• **TASK DETAILS**
Note each line where "headache" appears, and copy it.

• **RECORDS TO PROCESS**
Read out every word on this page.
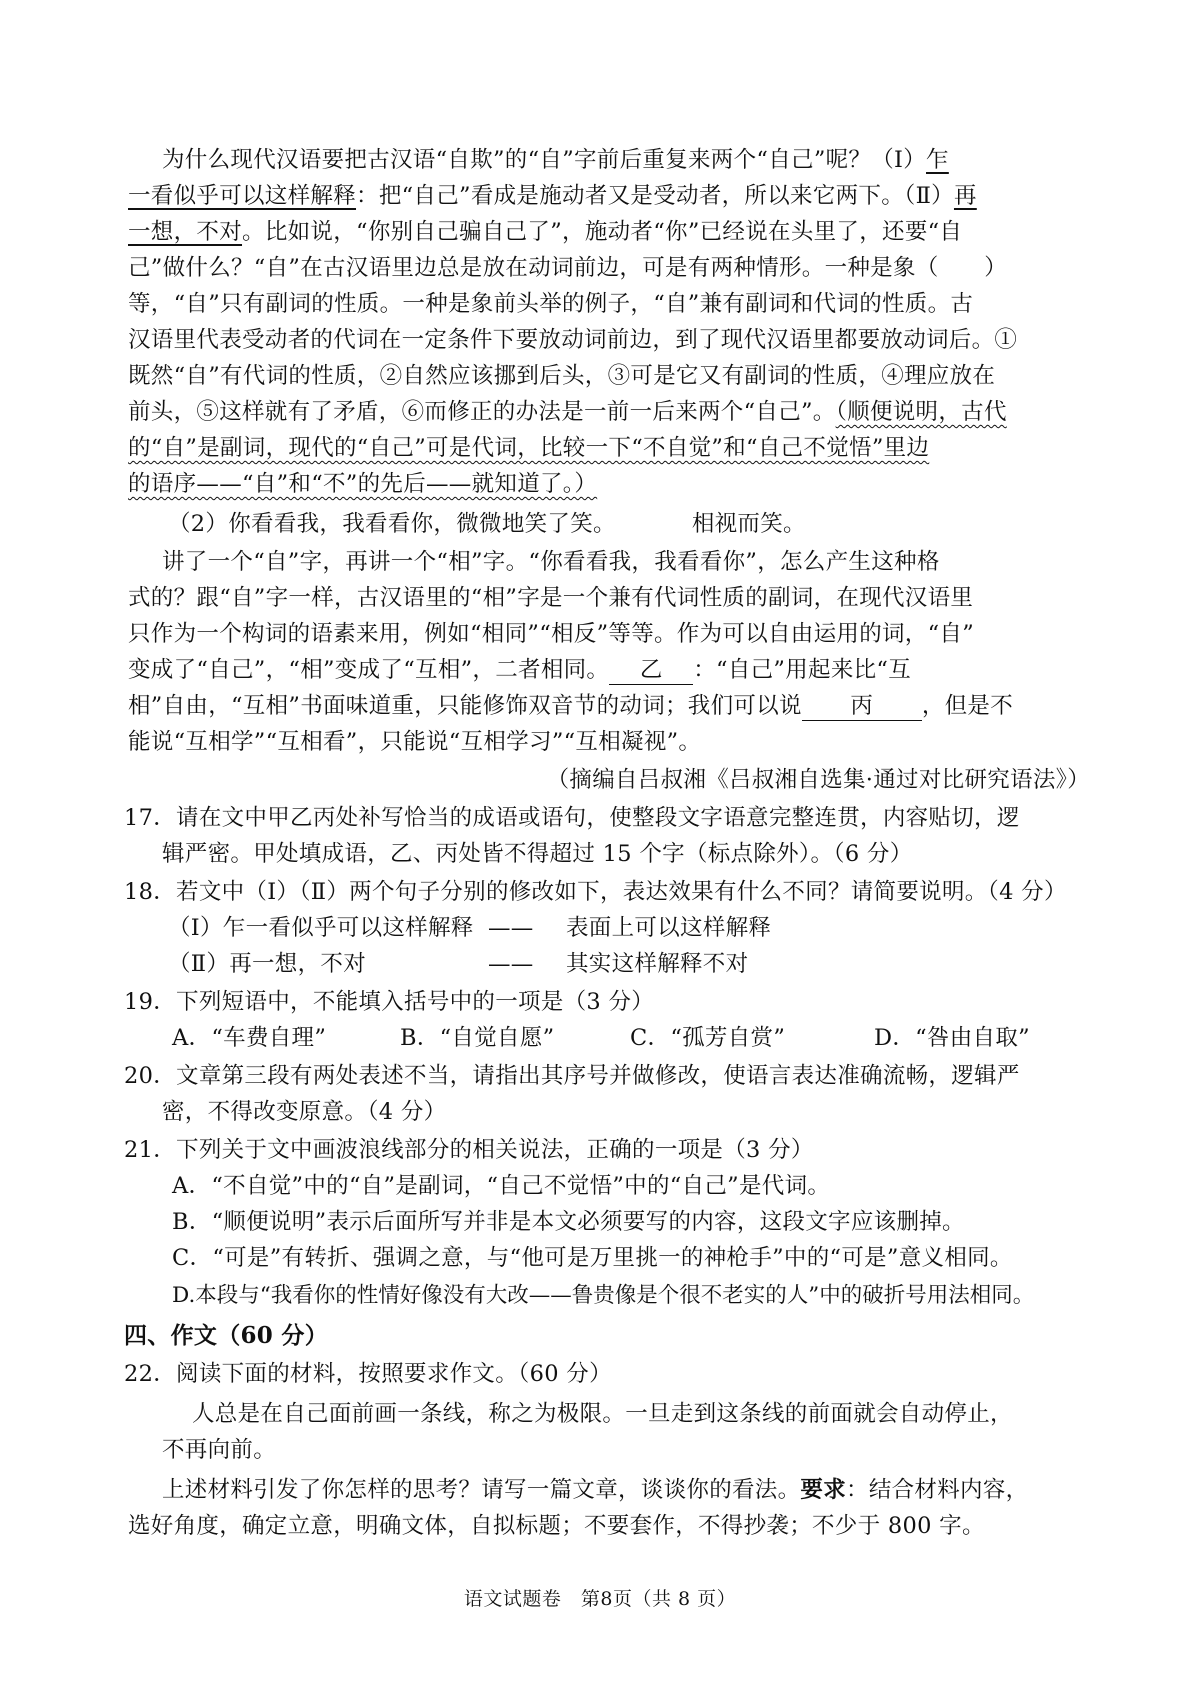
为什么现代汉语要把古汉语“自欺”的“自”字前后重复来两个“自己”呢？（Ⅰ）乍
一看似乎可以这样解释：把“自己”看成是施动者又是受动者，所以来它两下。（Ⅱ）再
一想，不对。比如说，“你别自己骗自己了”，施动者“你”已经说在头里了，还要“自
己”做什么？“自”在古汉语里边总是放在动词前边，可是有两种情形。一种是象（　　）
等，“自”只有副词的性质。一种是象前头举的例子，“自”兼有副词和代词的性质。古
汉语里代表受动者的代词在一定条件下要放动词前边，到了现代汉语里都要放动词后。①
既然“自”有代词的性质，②自然应该挪到后头，③可是它又有副词的性质，④理应放在
前头，⑤这样就有了矛盾，⑥而修正的办法是一前一后来两个“自己”。（顺便说明，古代
的“自”是副词，现代的“自己”可是代词，比较一下“不自觉”和“自己不觉悟”里边
的语序——“自”和“不”的先后——就知道了。）
（2）你看看我，我看看你，微微地笑了笑。	相视而笑。
讲了一个“自”字，再讲一个“相”字。“你看看我，我看看你”，怎么产生这种格
式的？跟“自”字一样，古汉语里的“相”字是一个兼有代词性质的副词，在现代汉语里
只作为一个构词的语素来用，例如“相同”“相反”等等。作为可以自由运用的词，“自”
变成了“自己”，“相”变成了“互相”，二者相同。 乙 ：“自己”用起来比“互
相”自由，“互相”书面味道重，只能修饰双音节的动词；我们可以说 丙 ，但是不
能说“互相学”“互相看”，只能说“互相学习”“互相凝视”。
（摘编自吕叔湘《吕叔湘自选集·通过对比研究语法》）
17．请在文中甲乙丙处补写恰当的成语或语句，使整段文字语意完整连贯，内容贴切，逻
辑严密。甲处填成语，乙、丙处皆不得超过 15 个字（标点除外）。（6 分）
18．若文中（Ⅰ）（Ⅱ）两个句子分别的修改如下，表达效果有什么不同？请简要说明。（4 分）
（Ⅰ）乍一看似乎可以这样解释 —— 表面上可以这样解释
（Ⅱ）再一想，不对	—— 其实这样解释不对
19．下列短语中，不能填入括号中的一项是（3 分）
A．“车费自理”	B．“自觉自愿”	C．“孤芳自赏”	D．“咎由自取”
20．文章第三段有两处表述不当，请指出其序号并做修改，使语言表达准确流畅，逻辑严
密，不得改变原意。（4 分）
21．下列关于文中画波浪线部分的相关说法，正确的一项是（3 分）
A．“不自觉”中的“自”是副词，“自己不觉悟”中的“自己”是代词。
B．“顺便说明”表示后面所写并非是本文必须要写的内容，这段文字应该删掉。
C．“可是”有转折、强调之意，与“他可是万里挑一的神枪手”中的“可是”意义相同。
D.本段与“我看你的性情好像没有大改——鲁贵像是个很不老实的人”中的破折号用法相同。
四、作文（60 分）
22．阅读下面的材料，按照要求作文。（60 分）
人总是在自己面前画一条线，称之为极限。一旦走到这条线的前面就会自动停止，
不再向前。
上述材料引发了你怎样的思考？请写一篇文章，谈谈你的看法。要求：结合材料内容，
选好角度，确定立意，明确文体，自拟标题；不要套作，不得抄袭；不少于 800 字。
语文试题卷　第8页（共 8 页）
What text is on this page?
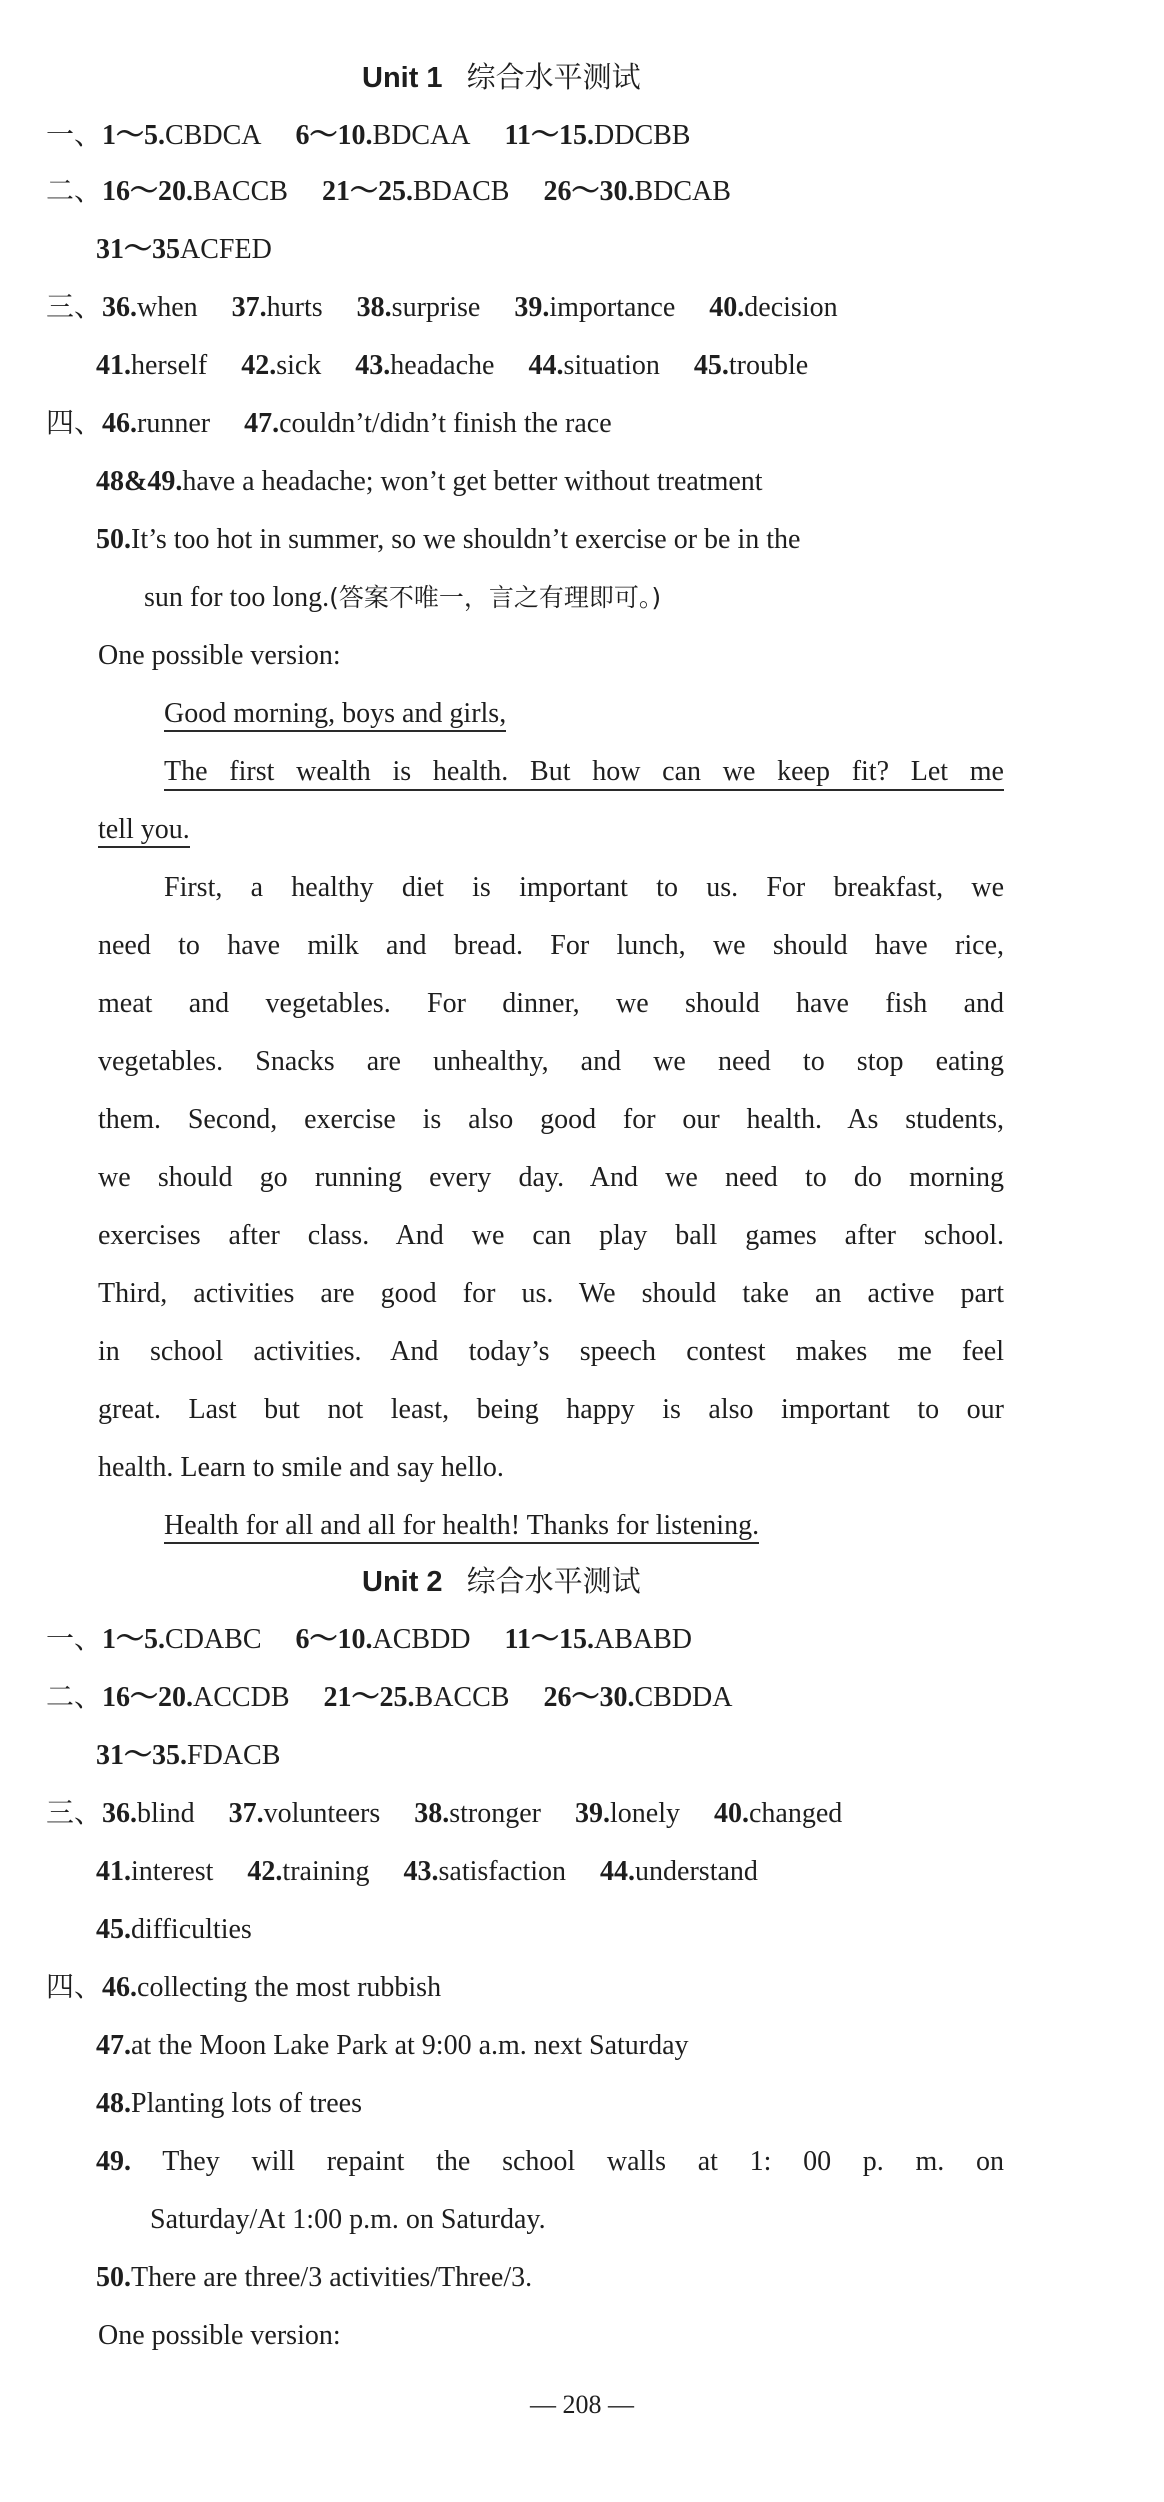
Unit 1 综合水平测试
一、1～5.CBDCA 6～10.BDCAA 11～15.DDCBB
二、16～20.BACCB 21～25.BDACB 26～30.BDCAB
31～35ACFED
三、36.when 37.hurts 38.surprise 39.importance 40.decision
41.herself 42.sick 43.headache 44.situation 45.trouble
四、46.runner 47.couldn’t/didn’t finish the race
48&49.have a headache; won’t get better without treatment
50.It’s too hot in summer, so we shouldn’t exercise or be in the
sun for too long.(答案不唯一，言之有理即可。)
One possible version:
Good morning, boys and girls,
The first wealth is health. But how can we keep fit? Let me
tell you.
First, a healthy diet is important to us. For breakfast, we
need to have milk and bread. For lunch, we should have rice,
meat and vegetables. For dinner, we should have fish and
vegetables. Snacks are unhealthy, and we need to stop eating
them. Second, exercise is also good for our health. As students,
we should go running every day. And we need to do morning
exercises after class. And we can play ball games after school.
Third, activities are good for us. We should take an active part
in school activities. And today’s speech contest makes me feel
great. Last but not least, being happy is also important to our
health. Learn to smile and say hello.
Health for all and all for health! Thanks for listening.
Unit 2 综合水平测试
一、1～5.CDABC 6～10.ACBDD 11～15.ABABD
二、16～20.ACCDB 21～25.BACCB 26～30.CBDDA
31～35.FDACB
三、36.blind 37.volunteers 38.stronger 39.lonely 40.changed
41.interest 42.training 43.satisfaction 44.understand
45.difficulties
四、46.collecting the most rubbish
47.at the Moon Lake Park at 9:00 a.m. next Saturday
48.Planting lots of trees
49. They will repaint the school walls at 1: 00 p. m. on
Saturday/At 1:00 p.m. on Saturday.
50.There are three/3 activities/Three/3.
One possible version:
— 208 —
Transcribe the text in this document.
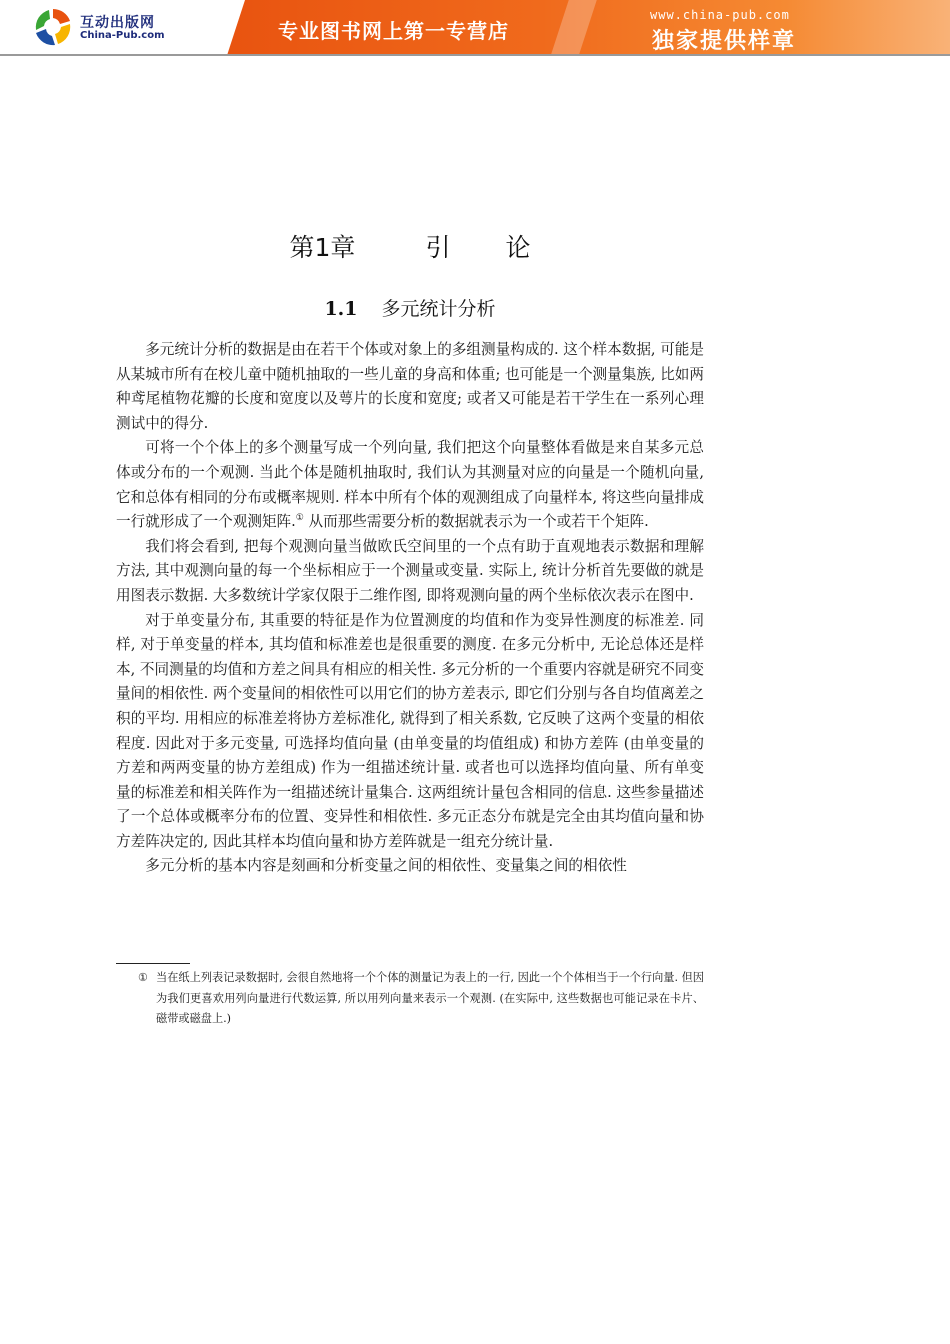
互动出版网
China-Pub.com	专业图书网上第一专营店
www.china-pub.com
独家提供样章
第1章	引 论
1.1 多元统计分析

多元统计分析的数据是由在若干个体或对象上的多组测量构成的. 这个样本数据, 可能是从某城市所有在校儿童中随机抽取的一些儿童的身高和体重; 也可能是一个测量集族, 比如两种鸢尾植物花瓣的长度和宽度以及萼片的长度和宽度; 或者又可能是若干学生在一系列心理测试中的得分.

可将一个个体上的多个测量写成一个列向量, 我们把这个向量整体看做是来自某多元总体或分布的一个观测. 当此个体是随机抽取时, 我们认为其测量对应的向量是一个随机向量, 它和总体有相同的分布或概率规则. 样本中所有个体的观测组成了向量样本, 将这些向量排成一行就形成了一个观测矩阵.① 从而那些需要分析的数据就表示为一个或若干个矩阵.

我们将会看到, 把每个观测向量当做欧氏空间里的一个点有助于直观地表示数据和理解方法, 其中观测向量的每一个坐标相应于一个测量或变量. 实际上, 统计分析首先要做的就是用图表示数据. 大多数统计学家仅限于二维作图, 即将观测向量的两个坐标依次表示在图中.

对于单变量分布, 其重要的特征是作为位置测度的均值和作为变异性测度的标准差. 同样, 对于单变量的样本, 其均值和标准差也是很重要的测度. 在多元分析中, 无论总体还是样本, 不同测量的均值和方差之间具有相应的相关性. 多元分析的一个重要内容就是研究不同变量间的相依性. 两个变量间的相依性可以用它们的协方差表示, 即它们分别与各自均值离差之积的平均. 用相应的标准差将协方差标准化, 就得到了相关系数, 它反映了这两个变量的相依程度. 因此对于多元变量, 可选择均值向量 (由单变量的均值组成) 和协方差阵 (由单变量的方差和两两变量的协方差组成) 作为一组描述统计量. 或者也可以选择均值向量、所有单变量的标准差和相关阵作为一组描述统计量集合. 这两组统计量包含相同的信息. 这些参量描述了一个总体或概率分布的位置、变异性和相依性. 多元正态分布就是完全由其均值向量和协方差阵决定的, 因此其样本均值向量和协方差阵就是一组充分统计量.

多元分析的基本内容是刻画和分析变量之间的相依性、变量集之间的相依性

① 当在纸上列表记录数据时, 会很自然地将一个个体的测量记为表上的一行, 因此一个个体相当于一个行向量. 但因为我们更喜欢用列向量进行代数运算, 所以用列向量来表示一个观测. (在实际中, 这些数据也可能记录在卡片、磁带或磁盘上.)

• **RESULT FOR THIS TASK**
41.herself 42.sick 43.headache 44.situation 45.trouble
48&49.have a headache; won’t get better without treatment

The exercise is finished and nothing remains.